[[ Data for analysis open ]]

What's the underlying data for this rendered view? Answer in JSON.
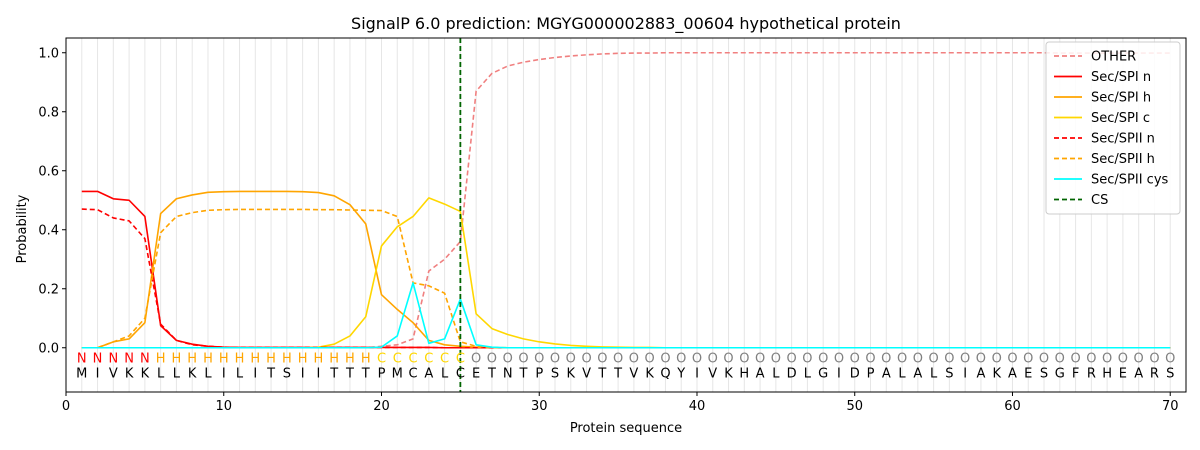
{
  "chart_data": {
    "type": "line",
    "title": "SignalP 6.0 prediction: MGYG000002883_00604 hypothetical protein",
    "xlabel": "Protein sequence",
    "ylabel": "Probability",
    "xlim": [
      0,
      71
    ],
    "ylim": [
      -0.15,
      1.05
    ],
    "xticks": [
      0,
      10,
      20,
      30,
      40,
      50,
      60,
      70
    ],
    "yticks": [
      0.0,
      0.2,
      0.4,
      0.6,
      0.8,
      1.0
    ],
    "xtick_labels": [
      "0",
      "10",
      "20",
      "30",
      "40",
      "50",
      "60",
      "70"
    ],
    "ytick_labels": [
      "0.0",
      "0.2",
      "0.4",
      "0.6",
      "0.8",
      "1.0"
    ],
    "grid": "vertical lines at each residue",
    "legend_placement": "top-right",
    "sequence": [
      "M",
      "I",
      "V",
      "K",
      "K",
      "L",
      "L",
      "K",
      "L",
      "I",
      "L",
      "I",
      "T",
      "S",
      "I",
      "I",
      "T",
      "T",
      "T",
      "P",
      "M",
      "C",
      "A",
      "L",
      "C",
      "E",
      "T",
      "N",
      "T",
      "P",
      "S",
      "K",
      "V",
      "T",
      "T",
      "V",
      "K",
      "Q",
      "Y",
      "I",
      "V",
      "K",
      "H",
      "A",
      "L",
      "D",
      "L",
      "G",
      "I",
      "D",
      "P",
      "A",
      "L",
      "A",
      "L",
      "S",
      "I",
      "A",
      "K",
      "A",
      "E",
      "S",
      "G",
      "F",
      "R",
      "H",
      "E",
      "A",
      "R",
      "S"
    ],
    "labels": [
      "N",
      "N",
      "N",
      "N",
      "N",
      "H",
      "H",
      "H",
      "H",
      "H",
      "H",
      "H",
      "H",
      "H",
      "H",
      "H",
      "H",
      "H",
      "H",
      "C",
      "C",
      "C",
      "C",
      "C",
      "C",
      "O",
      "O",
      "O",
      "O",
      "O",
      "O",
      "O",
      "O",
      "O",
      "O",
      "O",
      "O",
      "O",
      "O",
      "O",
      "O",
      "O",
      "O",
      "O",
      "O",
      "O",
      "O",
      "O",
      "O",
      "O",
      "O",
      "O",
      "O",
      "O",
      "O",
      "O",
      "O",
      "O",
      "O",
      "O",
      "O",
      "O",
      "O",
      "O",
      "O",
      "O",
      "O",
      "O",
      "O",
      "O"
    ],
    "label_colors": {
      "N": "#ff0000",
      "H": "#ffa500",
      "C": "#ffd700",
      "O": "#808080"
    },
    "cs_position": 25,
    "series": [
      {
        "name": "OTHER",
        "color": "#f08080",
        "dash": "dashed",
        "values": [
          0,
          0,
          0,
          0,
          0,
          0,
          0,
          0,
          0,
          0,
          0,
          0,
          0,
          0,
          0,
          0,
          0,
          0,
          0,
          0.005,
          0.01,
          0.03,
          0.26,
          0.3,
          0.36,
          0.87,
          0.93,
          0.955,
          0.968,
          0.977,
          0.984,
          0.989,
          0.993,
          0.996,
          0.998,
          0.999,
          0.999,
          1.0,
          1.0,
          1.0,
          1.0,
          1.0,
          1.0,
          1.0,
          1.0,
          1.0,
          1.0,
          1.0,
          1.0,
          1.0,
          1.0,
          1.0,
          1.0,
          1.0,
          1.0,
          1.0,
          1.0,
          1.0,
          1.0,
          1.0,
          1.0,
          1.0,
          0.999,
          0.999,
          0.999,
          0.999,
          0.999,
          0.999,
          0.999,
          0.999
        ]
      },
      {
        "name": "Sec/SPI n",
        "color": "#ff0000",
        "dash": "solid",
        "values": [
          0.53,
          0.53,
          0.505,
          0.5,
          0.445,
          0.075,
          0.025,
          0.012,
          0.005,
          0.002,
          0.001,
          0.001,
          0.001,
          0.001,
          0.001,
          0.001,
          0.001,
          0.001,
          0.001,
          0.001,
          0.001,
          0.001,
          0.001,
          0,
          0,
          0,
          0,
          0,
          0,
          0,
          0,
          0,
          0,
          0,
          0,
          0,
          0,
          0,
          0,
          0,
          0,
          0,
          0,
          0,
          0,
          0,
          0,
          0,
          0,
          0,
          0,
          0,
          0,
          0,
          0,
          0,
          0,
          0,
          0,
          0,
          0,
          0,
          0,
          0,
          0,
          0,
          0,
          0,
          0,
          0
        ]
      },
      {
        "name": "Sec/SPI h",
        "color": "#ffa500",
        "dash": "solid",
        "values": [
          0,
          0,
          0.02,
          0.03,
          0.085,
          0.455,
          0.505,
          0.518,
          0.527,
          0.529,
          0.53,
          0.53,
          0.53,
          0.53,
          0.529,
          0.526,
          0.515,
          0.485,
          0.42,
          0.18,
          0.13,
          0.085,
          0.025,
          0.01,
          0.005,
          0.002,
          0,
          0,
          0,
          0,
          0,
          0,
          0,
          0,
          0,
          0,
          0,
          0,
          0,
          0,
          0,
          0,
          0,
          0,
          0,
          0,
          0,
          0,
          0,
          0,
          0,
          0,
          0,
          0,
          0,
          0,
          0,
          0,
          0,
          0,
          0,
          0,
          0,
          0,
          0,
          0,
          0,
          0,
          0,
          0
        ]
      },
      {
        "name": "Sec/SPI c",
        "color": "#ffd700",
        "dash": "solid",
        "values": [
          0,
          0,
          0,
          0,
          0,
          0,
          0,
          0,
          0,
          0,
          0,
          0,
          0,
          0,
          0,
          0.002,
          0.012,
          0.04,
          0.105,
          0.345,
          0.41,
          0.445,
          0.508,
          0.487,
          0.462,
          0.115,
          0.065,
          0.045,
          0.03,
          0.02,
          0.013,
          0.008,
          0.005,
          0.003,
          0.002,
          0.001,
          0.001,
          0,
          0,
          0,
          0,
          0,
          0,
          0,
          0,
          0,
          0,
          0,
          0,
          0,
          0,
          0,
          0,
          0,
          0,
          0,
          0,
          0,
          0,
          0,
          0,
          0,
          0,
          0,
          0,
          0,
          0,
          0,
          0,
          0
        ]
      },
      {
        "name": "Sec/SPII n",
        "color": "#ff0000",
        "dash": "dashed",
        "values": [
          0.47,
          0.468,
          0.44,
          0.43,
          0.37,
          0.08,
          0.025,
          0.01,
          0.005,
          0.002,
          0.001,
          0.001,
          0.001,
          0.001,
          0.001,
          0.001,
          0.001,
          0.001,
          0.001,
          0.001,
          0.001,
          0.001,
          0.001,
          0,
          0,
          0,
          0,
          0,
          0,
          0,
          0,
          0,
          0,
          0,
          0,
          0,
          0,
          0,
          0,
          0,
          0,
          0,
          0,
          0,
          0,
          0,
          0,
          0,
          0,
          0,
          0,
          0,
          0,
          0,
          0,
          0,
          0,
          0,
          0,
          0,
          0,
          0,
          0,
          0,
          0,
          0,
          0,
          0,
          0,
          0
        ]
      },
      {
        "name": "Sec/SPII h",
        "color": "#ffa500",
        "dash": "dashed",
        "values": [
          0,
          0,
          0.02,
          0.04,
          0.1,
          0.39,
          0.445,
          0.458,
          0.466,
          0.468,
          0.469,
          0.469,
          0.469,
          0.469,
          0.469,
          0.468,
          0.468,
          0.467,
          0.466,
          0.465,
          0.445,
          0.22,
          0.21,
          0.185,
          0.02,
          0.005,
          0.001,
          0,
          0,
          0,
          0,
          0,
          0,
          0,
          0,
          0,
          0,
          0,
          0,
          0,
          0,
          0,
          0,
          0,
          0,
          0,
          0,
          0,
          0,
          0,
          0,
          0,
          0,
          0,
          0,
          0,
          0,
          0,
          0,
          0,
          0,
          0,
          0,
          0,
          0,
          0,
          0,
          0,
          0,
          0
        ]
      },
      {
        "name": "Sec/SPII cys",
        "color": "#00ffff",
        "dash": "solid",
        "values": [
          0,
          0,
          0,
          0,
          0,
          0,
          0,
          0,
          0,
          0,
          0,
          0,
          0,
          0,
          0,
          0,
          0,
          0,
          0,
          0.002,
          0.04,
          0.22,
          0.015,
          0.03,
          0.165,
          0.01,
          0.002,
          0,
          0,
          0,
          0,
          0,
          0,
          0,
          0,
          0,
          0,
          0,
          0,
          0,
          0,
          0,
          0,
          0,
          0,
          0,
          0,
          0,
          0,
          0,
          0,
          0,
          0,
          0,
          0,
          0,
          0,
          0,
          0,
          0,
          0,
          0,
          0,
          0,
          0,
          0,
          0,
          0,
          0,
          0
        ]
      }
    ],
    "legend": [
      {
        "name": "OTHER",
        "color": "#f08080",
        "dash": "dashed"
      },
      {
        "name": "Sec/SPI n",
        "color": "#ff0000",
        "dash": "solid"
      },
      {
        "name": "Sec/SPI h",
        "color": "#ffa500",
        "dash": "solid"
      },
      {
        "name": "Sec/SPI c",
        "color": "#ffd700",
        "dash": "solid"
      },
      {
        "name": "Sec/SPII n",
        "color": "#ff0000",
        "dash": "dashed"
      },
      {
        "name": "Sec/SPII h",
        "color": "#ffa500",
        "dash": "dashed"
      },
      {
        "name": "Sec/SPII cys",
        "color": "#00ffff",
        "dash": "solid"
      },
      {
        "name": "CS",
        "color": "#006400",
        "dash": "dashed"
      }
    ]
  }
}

[[ Data for analysis closed ]]
[[ Data for analysis open ]]

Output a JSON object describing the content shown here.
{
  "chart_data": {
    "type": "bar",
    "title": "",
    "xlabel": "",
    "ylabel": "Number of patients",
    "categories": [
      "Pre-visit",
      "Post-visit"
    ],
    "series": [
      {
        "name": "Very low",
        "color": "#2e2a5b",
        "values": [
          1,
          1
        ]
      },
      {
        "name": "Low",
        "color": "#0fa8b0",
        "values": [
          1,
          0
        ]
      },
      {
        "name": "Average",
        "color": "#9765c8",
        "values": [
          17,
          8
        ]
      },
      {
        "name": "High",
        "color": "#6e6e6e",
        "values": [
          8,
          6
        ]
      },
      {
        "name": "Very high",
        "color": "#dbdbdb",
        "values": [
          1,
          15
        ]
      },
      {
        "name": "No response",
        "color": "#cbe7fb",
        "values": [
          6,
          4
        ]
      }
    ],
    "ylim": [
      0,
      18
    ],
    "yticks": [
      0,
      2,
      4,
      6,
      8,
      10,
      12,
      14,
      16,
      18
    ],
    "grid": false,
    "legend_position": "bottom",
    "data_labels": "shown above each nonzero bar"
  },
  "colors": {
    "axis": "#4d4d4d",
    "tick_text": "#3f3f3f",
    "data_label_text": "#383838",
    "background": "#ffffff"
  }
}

[[ Data for analysis closed ]]
[[ Data for analysis open ]]

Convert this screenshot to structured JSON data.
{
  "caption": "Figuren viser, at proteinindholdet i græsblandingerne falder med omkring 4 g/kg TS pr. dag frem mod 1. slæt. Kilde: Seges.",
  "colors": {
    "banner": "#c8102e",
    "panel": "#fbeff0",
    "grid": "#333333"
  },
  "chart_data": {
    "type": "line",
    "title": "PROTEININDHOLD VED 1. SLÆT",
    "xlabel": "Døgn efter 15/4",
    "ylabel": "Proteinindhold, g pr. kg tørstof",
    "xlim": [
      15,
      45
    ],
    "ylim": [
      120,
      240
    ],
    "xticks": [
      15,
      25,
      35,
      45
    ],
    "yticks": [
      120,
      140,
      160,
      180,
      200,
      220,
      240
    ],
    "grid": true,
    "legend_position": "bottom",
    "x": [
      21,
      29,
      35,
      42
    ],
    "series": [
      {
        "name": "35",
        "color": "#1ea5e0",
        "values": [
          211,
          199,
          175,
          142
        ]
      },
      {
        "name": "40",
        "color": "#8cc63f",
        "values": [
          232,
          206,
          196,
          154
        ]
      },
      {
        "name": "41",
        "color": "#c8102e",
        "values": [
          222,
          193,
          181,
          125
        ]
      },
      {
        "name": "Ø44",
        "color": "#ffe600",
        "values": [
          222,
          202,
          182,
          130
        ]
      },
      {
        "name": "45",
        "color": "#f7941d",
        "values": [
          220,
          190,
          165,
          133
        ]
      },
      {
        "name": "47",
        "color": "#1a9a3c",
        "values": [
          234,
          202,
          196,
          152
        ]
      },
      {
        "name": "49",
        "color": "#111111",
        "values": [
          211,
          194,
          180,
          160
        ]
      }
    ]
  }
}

[[ Data for analysis closed ]]

## [Task brief]
The result should be every line that contains "title", copied from the entries.

## [Answer space]
    "title": "SignalP 6.0 prediction: MGYG000002883_00604 hypothetical protein",
    "title": "",
    "title": "PROTEININDHOLD VED 1. SLÆT",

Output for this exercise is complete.